Directions: Below are some records; return each one exactly.

Given information:

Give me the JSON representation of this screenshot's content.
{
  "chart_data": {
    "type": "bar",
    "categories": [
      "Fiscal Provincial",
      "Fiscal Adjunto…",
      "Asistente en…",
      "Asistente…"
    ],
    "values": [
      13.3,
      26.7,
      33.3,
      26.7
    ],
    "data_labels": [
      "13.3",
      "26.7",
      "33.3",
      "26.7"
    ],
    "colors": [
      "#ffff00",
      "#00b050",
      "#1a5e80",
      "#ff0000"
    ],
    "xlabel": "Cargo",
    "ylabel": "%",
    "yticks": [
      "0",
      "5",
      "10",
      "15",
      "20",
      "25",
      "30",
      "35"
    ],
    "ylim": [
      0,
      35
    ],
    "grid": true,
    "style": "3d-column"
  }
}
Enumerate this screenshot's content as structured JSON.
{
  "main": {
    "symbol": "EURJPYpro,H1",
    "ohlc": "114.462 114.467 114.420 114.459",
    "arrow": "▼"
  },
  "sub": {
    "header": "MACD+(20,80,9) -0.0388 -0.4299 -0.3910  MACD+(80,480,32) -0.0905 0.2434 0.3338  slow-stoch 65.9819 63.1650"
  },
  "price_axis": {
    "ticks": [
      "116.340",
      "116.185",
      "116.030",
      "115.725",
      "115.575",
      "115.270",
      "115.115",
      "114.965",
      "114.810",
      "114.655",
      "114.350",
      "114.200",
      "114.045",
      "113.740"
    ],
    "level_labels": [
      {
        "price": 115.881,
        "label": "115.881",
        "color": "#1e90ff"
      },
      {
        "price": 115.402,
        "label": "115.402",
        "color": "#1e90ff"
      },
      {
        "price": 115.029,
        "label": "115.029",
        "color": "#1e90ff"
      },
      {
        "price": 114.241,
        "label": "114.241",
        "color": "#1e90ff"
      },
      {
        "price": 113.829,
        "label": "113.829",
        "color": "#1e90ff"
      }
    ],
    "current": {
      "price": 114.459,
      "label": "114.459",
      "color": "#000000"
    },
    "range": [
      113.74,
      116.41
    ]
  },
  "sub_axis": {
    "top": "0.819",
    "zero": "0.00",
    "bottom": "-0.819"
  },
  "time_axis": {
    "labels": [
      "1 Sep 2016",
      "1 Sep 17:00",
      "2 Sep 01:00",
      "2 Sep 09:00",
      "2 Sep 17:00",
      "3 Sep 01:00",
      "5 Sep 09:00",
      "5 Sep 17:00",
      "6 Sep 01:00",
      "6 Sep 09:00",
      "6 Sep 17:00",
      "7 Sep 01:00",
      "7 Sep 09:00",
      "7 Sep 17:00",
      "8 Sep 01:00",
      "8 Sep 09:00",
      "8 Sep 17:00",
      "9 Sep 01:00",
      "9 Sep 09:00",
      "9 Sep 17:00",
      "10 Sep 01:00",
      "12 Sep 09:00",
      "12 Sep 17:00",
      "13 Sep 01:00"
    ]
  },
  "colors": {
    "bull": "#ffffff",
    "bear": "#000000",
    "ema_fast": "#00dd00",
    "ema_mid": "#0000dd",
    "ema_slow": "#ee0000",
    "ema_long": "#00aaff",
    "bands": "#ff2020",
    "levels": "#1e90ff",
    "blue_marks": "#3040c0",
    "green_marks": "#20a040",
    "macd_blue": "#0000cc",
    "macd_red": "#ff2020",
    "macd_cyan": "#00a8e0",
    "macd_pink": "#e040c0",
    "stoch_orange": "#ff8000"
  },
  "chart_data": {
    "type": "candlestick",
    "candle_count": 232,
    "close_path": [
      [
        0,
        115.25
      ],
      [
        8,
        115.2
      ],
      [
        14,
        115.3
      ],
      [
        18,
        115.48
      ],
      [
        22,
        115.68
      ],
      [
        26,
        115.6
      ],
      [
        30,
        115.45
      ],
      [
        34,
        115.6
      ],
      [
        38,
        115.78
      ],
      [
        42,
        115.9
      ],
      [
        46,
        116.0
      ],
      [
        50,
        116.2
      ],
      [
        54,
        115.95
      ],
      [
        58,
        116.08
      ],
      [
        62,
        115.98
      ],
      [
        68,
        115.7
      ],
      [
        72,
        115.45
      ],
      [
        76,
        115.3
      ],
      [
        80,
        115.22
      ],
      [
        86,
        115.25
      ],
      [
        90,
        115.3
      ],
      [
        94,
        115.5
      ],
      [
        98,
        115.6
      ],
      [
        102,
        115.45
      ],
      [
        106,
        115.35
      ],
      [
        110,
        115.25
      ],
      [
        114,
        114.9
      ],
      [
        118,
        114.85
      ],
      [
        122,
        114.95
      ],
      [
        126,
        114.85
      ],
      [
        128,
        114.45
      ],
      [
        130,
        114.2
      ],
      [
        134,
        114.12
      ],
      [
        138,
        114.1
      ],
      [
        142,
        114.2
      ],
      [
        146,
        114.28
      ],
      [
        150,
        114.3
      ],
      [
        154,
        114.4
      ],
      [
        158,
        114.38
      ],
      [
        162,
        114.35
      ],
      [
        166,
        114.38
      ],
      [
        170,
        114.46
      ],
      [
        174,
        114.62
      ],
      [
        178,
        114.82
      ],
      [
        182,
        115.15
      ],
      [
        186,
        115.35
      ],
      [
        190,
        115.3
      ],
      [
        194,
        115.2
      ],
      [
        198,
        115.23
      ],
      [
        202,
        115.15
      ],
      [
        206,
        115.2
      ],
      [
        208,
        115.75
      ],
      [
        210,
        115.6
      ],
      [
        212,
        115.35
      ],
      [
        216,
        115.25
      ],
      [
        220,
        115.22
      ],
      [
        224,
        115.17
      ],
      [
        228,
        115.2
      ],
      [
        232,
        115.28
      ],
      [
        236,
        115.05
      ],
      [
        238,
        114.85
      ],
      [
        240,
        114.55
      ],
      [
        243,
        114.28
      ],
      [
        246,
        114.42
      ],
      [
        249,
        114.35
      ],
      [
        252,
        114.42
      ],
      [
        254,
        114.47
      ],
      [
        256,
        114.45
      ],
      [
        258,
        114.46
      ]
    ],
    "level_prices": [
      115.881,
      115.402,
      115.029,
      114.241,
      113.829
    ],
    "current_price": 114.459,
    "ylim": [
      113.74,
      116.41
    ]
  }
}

Answer to this problem:
Give me the JSON representation of this screenshot's content.
{
  "chart_data": {
    "type": "bar",
    "categories": [
      "Fiscal Provincial",
      "Fiscal Adjunto…",
      "Asistente en…",
      "Asistente…"
    ],
    "values": [
      13.3,
      26.7,
      33.3,
      26.7
    ],
    "data_labels": [
      "13.3",
      "26.7",
      "33.3",
      "26.7"
    ],
    "colors": [
      "#ffff00",
      "#00b050",
      "#1a5e80",
      "#ff0000"
    ],
    "xlabel": "Cargo",
    "ylabel": "%",
    "yticks": [
      "0",
      "5",
      "10",
      "15",
      "20",
      "25",
      "30",
      "35"
    ],
    "ylim": [
      0,
      35
    ],
    "grid": true,
    "style": "3d-column"
  }
}
Enumerate this screenshot's content as structured JSON.
{
  "main": {
    "symbol": "EURJPYpro,H1",
    "ohlc": "114.462 114.467 114.420 114.459",
    "arrow": "▼"
  },
  "sub": {
    "header": "MACD+(20,80,9) -0.0388 -0.4299 -0.3910  MACD+(80,480,32) -0.0905 0.2434 0.3338  slow-stoch 65.9819 63.1650"
  },
  "price_axis": {
    "ticks": [
      "116.340",
      "116.185",
      "116.030",
      "115.725",
      "115.575",
      "115.270",
      "115.115",
      "114.965",
      "114.810",
      "114.655",
      "114.350",
      "114.200",
      "114.045",
      "113.740"
    ],
    "level_labels": [
      {
        "price": 115.881,
        "label": "115.881",
        "color": "#1e90ff"
      },
      {
        "price": 115.402,
        "label": "115.402",
        "color": "#1e90ff"
      },
      {
        "price": 115.029,
        "label": "115.029",
        "color": "#1e90ff"
      },
      {
        "price": 114.241,
        "label": "114.241",
        "color": "#1e90ff"
      },
      {
        "price": 113.829,
        "label": "113.829",
        "color": "#1e90ff"
      }
    ],
    "current": {
      "price": 114.459,
      "label": "114.459",
      "color": "#000000"
    },
    "range": [
      113.74,
      116.41
    ]
  },
  "sub_axis": {
    "top": "0.819",
    "zero": "0.00",
    "bottom": "-0.819"
  },
  "time_axis": {
    "labels": [
      "1 Sep 2016",
      "1 Sep 17:00",
      "2 Sep 01:00",
      "2 Sep 09:00",
      "2 Sep 17:00",
      "3 Sep 01:00",
      "5 Sep 09:00",
      "5 Sep 17:00",
      "6 Sep 01:00",
      "6 Sep 09:00",
      "6 Sep 17:00",
      "7 Sep 01:00",
      "7 Sep 09:00",
      "7 Sep 17:00",
      "8 Sep 01:00",
      "8 Sep 09:00",
      "8 Sep 17:00",
      "9 Sep 01:00",
      "9 Sep 09:00",
      "9 Sep 17:00",
      "10 Sep 01:00",
      "12 Sep 09:00",
      "12 Sep 17:00",
      "13 Sep 01:00"
    ]
  },
  "colors": {
    "bull": "#ffffff",
    "bear": "#000000",
    "ema_fast": "#00dd00",
    "ema_mid": "#0000dd",
    "ema_slow": "#ee0000",
    "ema_long": "#00aaff",
    "bands": "#ff2020",
    "levels": "#1e90ff",
    "blue_marks": "#3040c0",
    "green_marks": "#20a040",
    "macd_blue": "#0000cc",
    "macd_red": "#ff2020",
    "macd_cyan": "#00a8e0",
    "macd_pink": "#e040c0",
    "stoch_orange": "#ff8000"
  },
  "chart_data": {
    "type": "candlestick",
    "candle_count": 232,
    "close_path": [
      [
        0,
        115.25
      ],
      [
        8,
        115.2
      ],
      [
        14,
        115.3
      ],
      [
        18,
        115.48
      ],
      [
        22,
        115.68
      ],
      [
        26,
        115.6
      ],
      [
        30,
        115.45
      ],
      [
        34,
        115.6
      ],
      [
        38,
        115.78
      ],
      [
        42,
        115.9
      ],
      [
        46,
        116.0
      ],
      [
        50,
        116.2
      ],
      [
        54,
        115.95
      ],
      [
        58,
        116.08
      ],
      [
        62,
        115.98
      ],
      [
        68,
        115.7
      ],
      [
        72,
        115.45
      ],
      [
        76,
        115.3
      ],
      [
        80,
        115.22
      ],
      [
        86,
        115.25
      ],
      [
        90,
        115.3
      ],
      [
        94,
        115.5
      ],
      [
        98,
        115.6
      ],
      [
        102,
        115.45
      ],
      [
        106,
        115.35
      ],
      [
        110,
        115.25
      ],
      [
        114,
        114.9
      ],
      [
        118,
        114.85
      ],
      [
        122,
        114.95
      ],
      [
        126,
        114.85
      ],
      [
        128,
        114.45
      ],
      [
        130,
        114.2
      ],
      [
        134,
        114.12
      ],
      [
        138,
        114.1
      ],
      [
        142,
        114.2
      ],
      [
        146,
        114.28
      ],
      [
        150,
        114.3
      ],
      [
        154,
        114.4
      ],
      [
        158,
        114.38
      ],
      [
        162,
        114.35
      ],
      [
        166,
        114.38
      ],
      [
        170,
        114.46
      ],
      [
        174,
        114.62
      ],
      [
        178,
        114.82
      ],
      [
        182,
        115.15
      ],
      [
        186,
        115.35
      ],
      [
        190,
        115.3
      ],
      [
        194,
        115.2
      ],
      [
        198,
        115.23
      ],
      [
        202,
        115.15
      ],
      [
        206,
        115.2
      ],
      [
        208,
        115.75
      ],
      [
        210,
        115.6
      ],
      [
        212,
        115.35
      ],
      [
        216,
        115.25
      ],
      [
        220,
        115.22
      ],
      [
        224,
        115.17
      ],
      [
        228,
        115.2
      ],
      [
        232,
        115.28
      ],
      [
        236,
        115.05
      ],
      [
        238,
        114.85
      ],
      [
        240,
        114.55
      ],
      [
        243,
        114.28
      ],
      [
        246,
        114.42
      ],
      [
        249,
        114.35
      ],
      [
        252,
        114.42
      ],
      [
        254,
        114.47
      ],
      [
        256,
        114.45
      ],
      [
        258,
        114.46
      ]
    ],
    "level_prices": [
      115.881,
      115.402,
      115.029,
      114.241,
      113.829
    ],
    "current_price": 114.459,
    "ylim": [
      113.74,
      116.41
    ]
  }
}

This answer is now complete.